_Direction_: Among the entries, which lines carry the string "cost"? Copy each of them.
* BEGIN *
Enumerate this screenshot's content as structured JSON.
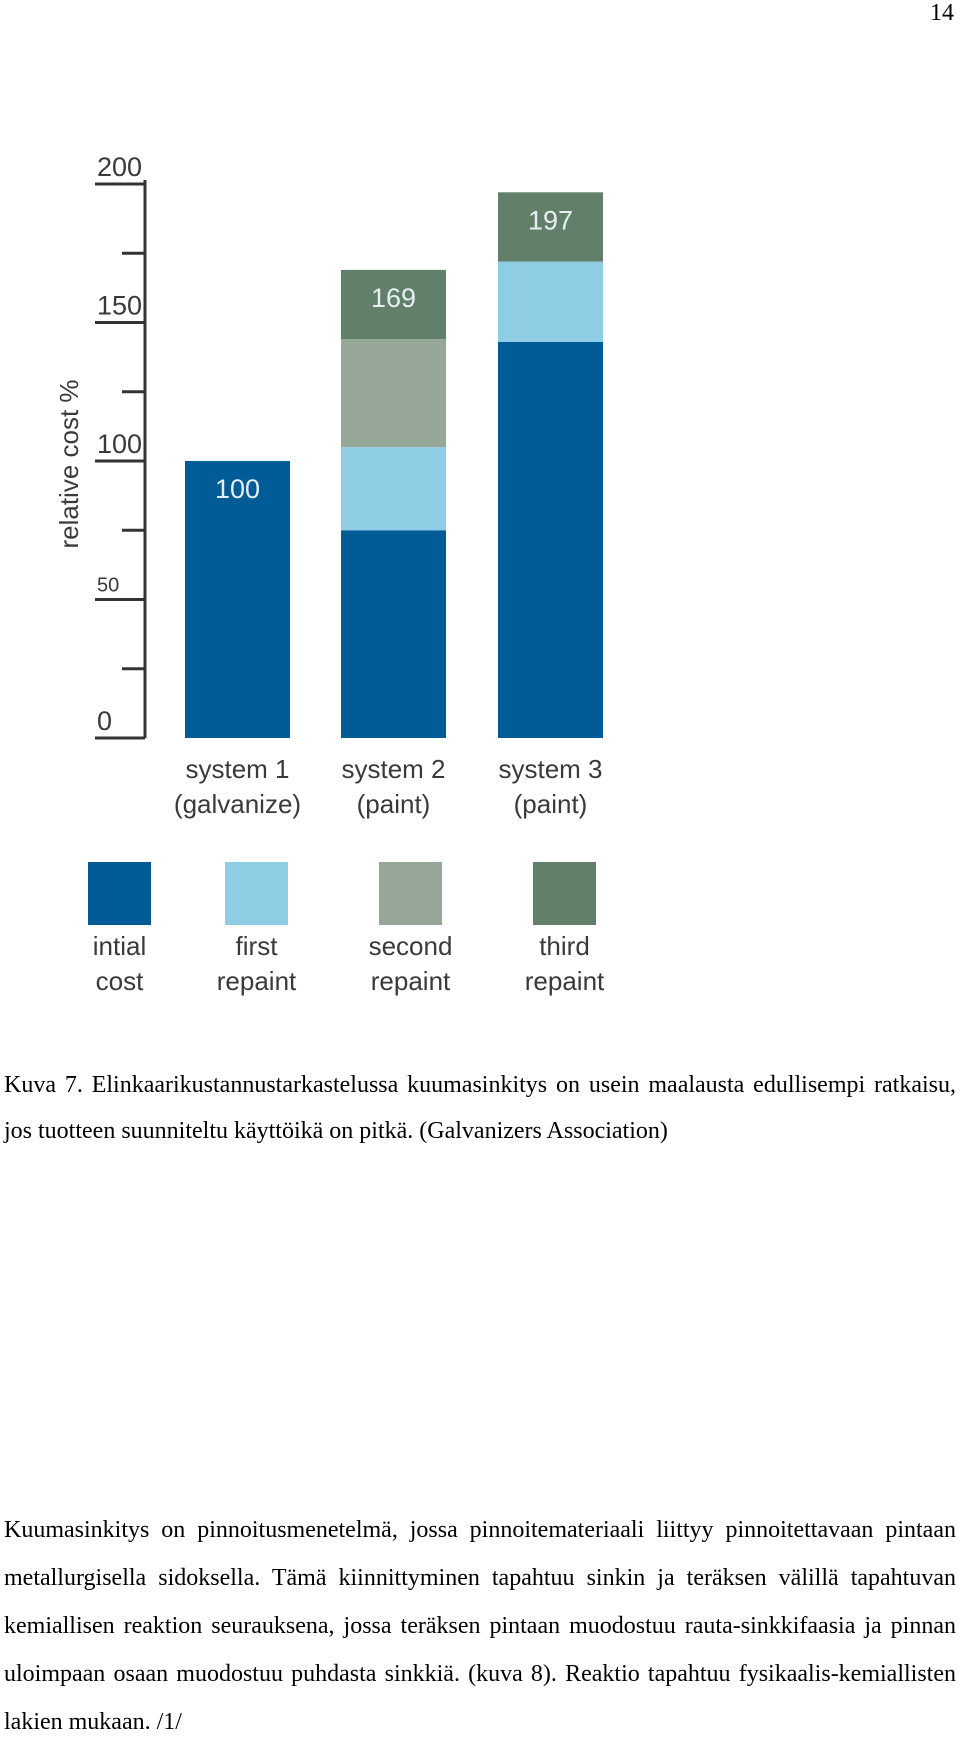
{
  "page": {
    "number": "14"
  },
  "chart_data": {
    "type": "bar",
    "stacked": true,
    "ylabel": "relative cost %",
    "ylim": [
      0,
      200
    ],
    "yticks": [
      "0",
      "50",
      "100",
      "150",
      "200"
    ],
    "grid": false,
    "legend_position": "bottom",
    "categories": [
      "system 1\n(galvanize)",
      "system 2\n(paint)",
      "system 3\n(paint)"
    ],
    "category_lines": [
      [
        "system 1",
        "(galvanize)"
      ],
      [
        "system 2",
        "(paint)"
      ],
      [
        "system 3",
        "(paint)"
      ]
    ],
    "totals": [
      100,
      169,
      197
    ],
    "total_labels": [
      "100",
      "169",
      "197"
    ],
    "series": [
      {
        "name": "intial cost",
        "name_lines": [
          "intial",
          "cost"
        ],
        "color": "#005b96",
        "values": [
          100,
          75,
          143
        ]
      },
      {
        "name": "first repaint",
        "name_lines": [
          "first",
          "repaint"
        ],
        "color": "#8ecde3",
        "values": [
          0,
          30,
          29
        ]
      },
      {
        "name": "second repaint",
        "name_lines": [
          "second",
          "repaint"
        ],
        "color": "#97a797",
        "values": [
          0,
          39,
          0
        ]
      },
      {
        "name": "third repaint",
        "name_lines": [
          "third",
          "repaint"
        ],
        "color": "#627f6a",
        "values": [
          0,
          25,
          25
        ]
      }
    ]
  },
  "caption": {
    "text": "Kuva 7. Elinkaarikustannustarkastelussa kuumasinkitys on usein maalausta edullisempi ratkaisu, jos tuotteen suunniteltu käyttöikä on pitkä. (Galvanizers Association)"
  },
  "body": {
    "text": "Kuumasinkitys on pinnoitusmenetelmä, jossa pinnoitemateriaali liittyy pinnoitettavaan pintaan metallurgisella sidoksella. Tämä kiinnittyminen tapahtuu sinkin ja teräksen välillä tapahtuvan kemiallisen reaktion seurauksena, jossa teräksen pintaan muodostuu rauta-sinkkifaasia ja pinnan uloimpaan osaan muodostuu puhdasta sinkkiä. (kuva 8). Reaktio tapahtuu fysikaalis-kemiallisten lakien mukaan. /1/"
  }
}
* END *
* BEGIN *
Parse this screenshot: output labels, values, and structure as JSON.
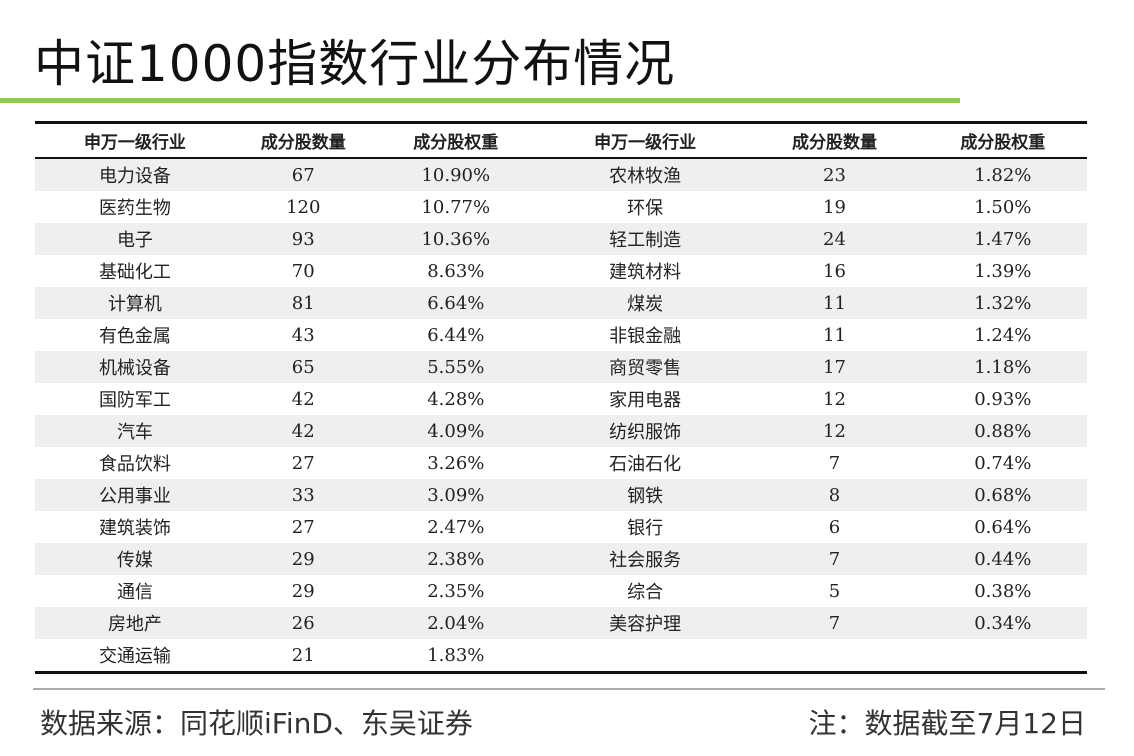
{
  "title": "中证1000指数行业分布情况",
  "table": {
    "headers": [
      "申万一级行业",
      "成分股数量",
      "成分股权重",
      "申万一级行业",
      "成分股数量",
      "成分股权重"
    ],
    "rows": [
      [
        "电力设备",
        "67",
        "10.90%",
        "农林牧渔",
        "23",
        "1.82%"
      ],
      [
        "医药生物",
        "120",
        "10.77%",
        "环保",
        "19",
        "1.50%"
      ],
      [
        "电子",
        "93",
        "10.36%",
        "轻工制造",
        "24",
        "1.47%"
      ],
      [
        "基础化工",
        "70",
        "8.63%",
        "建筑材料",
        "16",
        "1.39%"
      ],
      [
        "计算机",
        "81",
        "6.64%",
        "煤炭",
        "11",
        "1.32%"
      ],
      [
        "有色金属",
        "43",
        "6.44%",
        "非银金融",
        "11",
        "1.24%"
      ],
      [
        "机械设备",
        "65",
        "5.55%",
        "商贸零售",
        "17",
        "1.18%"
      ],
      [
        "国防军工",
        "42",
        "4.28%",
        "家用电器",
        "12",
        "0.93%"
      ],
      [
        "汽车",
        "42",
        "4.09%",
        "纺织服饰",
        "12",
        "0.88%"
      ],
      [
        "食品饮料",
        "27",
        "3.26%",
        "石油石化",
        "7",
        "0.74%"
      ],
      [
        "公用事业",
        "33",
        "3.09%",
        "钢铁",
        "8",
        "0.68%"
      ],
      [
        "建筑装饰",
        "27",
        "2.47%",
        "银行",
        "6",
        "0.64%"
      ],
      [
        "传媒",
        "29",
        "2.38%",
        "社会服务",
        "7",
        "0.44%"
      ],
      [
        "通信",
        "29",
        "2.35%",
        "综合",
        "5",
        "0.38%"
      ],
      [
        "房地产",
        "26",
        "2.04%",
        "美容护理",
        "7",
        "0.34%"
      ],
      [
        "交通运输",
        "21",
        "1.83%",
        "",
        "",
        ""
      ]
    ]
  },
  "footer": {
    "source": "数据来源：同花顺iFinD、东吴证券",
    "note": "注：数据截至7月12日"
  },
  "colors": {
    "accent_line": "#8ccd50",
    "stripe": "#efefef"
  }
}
* END *
* BEGIN *
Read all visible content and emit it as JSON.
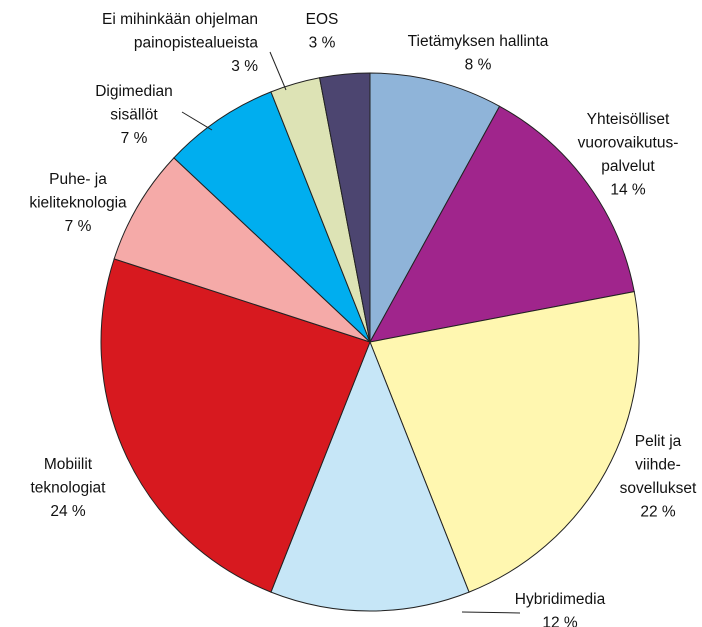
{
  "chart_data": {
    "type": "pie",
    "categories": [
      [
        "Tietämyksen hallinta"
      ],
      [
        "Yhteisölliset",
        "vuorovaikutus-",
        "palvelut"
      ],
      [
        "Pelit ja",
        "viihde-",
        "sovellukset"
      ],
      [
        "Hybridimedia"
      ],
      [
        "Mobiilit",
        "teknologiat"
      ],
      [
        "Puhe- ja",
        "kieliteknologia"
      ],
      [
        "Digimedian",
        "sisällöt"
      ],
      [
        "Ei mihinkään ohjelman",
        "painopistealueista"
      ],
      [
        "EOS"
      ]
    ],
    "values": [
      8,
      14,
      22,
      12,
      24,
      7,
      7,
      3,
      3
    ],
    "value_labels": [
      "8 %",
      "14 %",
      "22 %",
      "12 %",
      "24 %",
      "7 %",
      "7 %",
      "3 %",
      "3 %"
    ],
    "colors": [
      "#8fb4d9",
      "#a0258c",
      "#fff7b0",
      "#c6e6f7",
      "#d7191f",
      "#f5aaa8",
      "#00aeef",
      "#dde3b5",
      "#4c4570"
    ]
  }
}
* END *
_Complete answer_:
    "ylabel": "relative cost %",
        "name": "intial cost",
          "cost"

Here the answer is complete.